◆ **Work required**:
Reproduce the material in full, unchanged.

◆ **Data for the task**:

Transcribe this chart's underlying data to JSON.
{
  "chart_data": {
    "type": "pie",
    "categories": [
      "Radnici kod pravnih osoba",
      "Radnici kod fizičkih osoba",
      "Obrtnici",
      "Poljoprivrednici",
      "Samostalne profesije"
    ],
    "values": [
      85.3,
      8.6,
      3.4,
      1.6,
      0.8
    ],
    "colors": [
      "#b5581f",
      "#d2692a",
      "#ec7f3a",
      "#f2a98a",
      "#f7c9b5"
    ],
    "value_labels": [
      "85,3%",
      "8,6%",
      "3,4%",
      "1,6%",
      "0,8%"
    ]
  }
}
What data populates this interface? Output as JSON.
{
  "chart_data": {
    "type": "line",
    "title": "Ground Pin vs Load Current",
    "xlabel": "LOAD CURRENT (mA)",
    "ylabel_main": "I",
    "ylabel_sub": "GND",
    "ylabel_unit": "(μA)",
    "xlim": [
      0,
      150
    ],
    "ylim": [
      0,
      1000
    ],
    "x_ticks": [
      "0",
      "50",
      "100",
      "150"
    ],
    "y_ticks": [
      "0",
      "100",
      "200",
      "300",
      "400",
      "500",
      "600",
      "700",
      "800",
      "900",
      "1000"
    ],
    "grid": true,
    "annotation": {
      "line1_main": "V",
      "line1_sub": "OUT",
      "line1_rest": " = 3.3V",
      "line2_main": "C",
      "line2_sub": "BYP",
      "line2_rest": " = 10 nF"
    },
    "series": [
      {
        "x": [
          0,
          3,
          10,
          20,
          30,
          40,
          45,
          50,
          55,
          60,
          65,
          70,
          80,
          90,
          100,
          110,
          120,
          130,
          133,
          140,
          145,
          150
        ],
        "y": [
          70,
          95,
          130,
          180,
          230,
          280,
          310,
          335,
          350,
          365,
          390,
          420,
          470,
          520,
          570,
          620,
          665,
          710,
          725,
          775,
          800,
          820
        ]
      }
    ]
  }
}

◆ **Finished task**:
Transcribe this chart's underlying data to JSON.
{
  "chart_data": {
    "type": "pie",
    "categories": [
      "Radnici kod pravnih osoba",
      "Radnici kod fizičkih osoba",
      "Obrtnici",
      "Poljoprivrednici",
      "Samostalne profesije"
    ],
    "values": [
      85.3,
      8.6,
      3.4,
      1.6,
      0.8
    ],
    "colors": [
      "#b5581f",
      "#d2692a",
      "#ec7f3a",
      "#f2a98a",
      "#f7c9b5"
    ],
    "value_labels": [
      "85,3%",
      "8,6%",
      "3,4%",
      "1,6%",
      "0,8%"
    ]
  }
}
What data populates this interface? Output as JSON.
{
  "chart_data": {
    "type": "line",
    "title": "Ground Pin vs Load Current",
    "xlabel": "LOAD CURRENT (mA)",
    "ylabel_main": "I",
    "ylabel_sub": "GND",
    "ylabel_unit": "(μA)",
    "xlim": [
      0,
      150
    ],
    "ylim": [
      0,
      1000
    ],
    "x_ticks": [
      "0",
      "50",
      "100",
      "150"
    ],
    "y_ticks": [
      "0",
      "100",
      "200",
      "300",
      "400",
      "500",
      "600",
      "700",
      "800",
      "900",
      "1000"
    ],
    "grid": true,
    "annotation": {
      "line1_main": "V",
      "line1_sub": "OUT",
      "line1_rest": " = 3.3V",
      "line2_main": "C",
      "line2_sub": "BYP",
      "line2_rest": " = 10 nF"
    },
    "series": [
      {
        "x": [
          0,
          3,
          10,
          20,
          30,
          40,
          45,
          50,
          55,
          60,
          65,
          70,
          80,
          90,
          100,
          110,
          120,
          130,
          133,
          140,
          145,
          150
        ],
        "y": [
          70,
          95,
          130,
          180,
          230,
          280,
          310,
          335,
          350,
          365,
          390,
          420,
          470,
          520,
          570,
          620,
          665,
          710,
          725,
          775,
          800,
          820
        ]
      }
    ]
  }
}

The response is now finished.